SOURCE MATERIAL
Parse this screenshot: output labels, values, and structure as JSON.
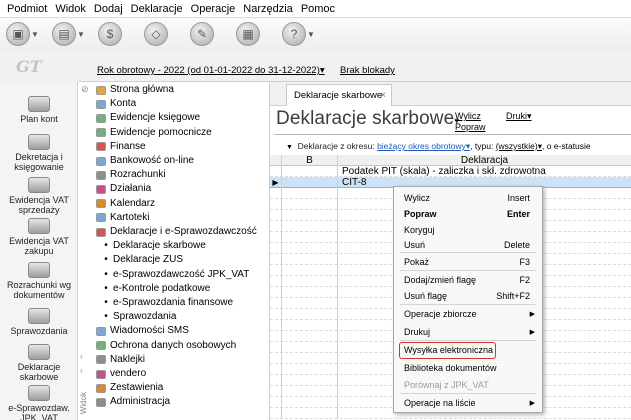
{
  "menubar": [
    "Podmiot",
    "Widok",
    "Dodaj",
    "Deklaracje",
    "Operacje",
    "Narzędzia",
    "Pomoc"
  ],
  "logo": "GT",
  "top": {
    "rok": "Rok obrotowy - 2022  (od 01-01-2022 do 31-12-2022)▾",
    "blokady": "Brak blokady"
  },
  "left_panel": [
    {
      "label": "Plan kont"
    },
    {
      "label": "Dekretacja i\nksięgowanie"
    },
    {
      "label": "Ewidencja VAT\nsprzedaży"
    },
    {
      "label": "Ewidencja VAT\nzakupu"
    },
    {
      "label": "Rozrachunki wg\ndokumentów"
    },
    {
      "label": "Sprawozdania"
    },
    {
      "label": "Deklaracje\nskarbowe"
    },
    {
      "label": "e-Sprawozdaw.\nJPK_VAT"
    }
  ],
  "tree": [
    {
      "label": "Strona główna",
      "kind": "icon"
    },
    {
      "label": "Konta",
      "kind": "icon"
    },
    {
      "label": "Ewidencje księgowe",
      "kind": "icon"
    },
    {
      "label": "Ewidencje pomocnicze",
      "kind": "icon"
    },
    {
      "label": "Finanse",
      "kind": "icon"
    },
    {
      "label": "Bankowość on-line",
      "kind": "icon"
    },
    {
      "label": "Rozrachunki",
      "kind": "icon"
    },
    {
      "label": "Działania",
      "kind": "icon"
    },
    {
      "label": "Kalendarz",
      "kind": "icon"
    },
    {
      "label": "Kartoteki",
      "kind": "icon"
    },
    {
      "label": "Deklaracje i e-Sprawozdawczość",
      "kind": "icon"
    },
    {
      "label": "Deklaracje skarbowe",
      "kind": "bullet"
    },
    {
      "label": "Deklaracje ZUS",
      "kind": "bullet"
    },
    {
      "label": "e-Sprawozdawczość JPK_VAT",
      "kind": "bullet"
    },
    {
      "label": "e-Kontrole podatkowe",
      "kind": "bullet"
    },
    {
      "label": "e-Sprawozdania finansowe",
      "kind": "bullet"
    },
    {
      "label": "Sprawozdania",
      "kind": "bullet"
    },
    {
      "label": "Wiadomości SMS",
      "kind": "icon"
    },
    {
      "label": "Ochrona danych osobowych",
      "kind": "icon"
    },
    {
      "label": "Naklejki",
      "kind": "icon"
    },
    {
      "label": "vendero",
      "kind": "icon"
    },
    {
      "label": "Zestawienia",
      "kind": "icon"
    },
    {
      "label": "Administracja",
      "kind": "icon"
    }
  ],
  "tree_scroll_label": "Widok",
  "tab": {
    "label": "Deklaracje skarbowe",
    "close": "×"
  },
  "page": {
    "title": "Deklaracje skarbowe",
    "wylicz": "Wylicz",
    "popraw": "Popraw",
    "druki": "Druki▾"
  },
  "filter": {
    "label": "Deklaracje z okresu:",
    "period": "bieżący okres obrotowy▾",
    "type_label": ", typu:",
    "type": "(wszystkie)▾",
    "rest": ", o e-statusie"
  },
  "grid": {
    "headers": {
      "b": "B",
      "d": "Deklaracja"
    },
    "rows": [
      {
        "b": "",
        "d": "Podatek PIT (skala) - zaliczka i skł. zdrowotna",
        "selected": false
      },
      {
        "b": "",
        "d": "CIT-8",
        "selected": true
      }
    ]
  },
  "context_menu": [
    {
      "label": "Wylicz",
      "shortcut": "Insert"
    },
    {
      "label": "Popraw",
      "shortcut": "Enter",
      "bold": true
    },
    {
      "label": "Koryguj",
      "shortcut": ""
    },
    {
      "label": "Usuń",
      "shortcut": "Delete"
    },
    {
      "label": "Pokaż",
      "shortcut": "F3"
    },
    {
      "label": "Dodaj/zmień flagę",
      "shortcut": "F2"
    },
    {
      "label": "Usuń flagę",
      "shortcut": "Shift+F2"
    },
    {
      "label": "Operacje zbiorcze",
      "shortcut": "",
      "submenu": true
    },
    {
      "label": "Drukuj",
      "shortcut": "",
      "submenu": true
    },
    {
      "label": "Wysyłka elektroniczna",
      "shortcut": "",
      "highlighted": true
    },
    {
      "label": "Biblioteka dokumentów",
      "shortcut": ""
    },
    {
      "label": "Porównaj z JPK_VAT",
      "shortcut": "",
      "disabled": true
    },
    {
      "label": "Operacje na liście",
      "shortcut": "",
      "submenu": true
    }
  ],
  "colors": {
    "highlight_box": "#d9302a",
    "selected_row": "#cce2f7",
    "link": "#1c5ab5"
  }
}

WRITTEN INSTRUCTION
Which lines hold the word "Ewidencje"? Copy each of them from the records.

EXERCISE OUTPUT
      "label": "Ewidencje księgowe",
      "label": "Ewidencje pomocnicze",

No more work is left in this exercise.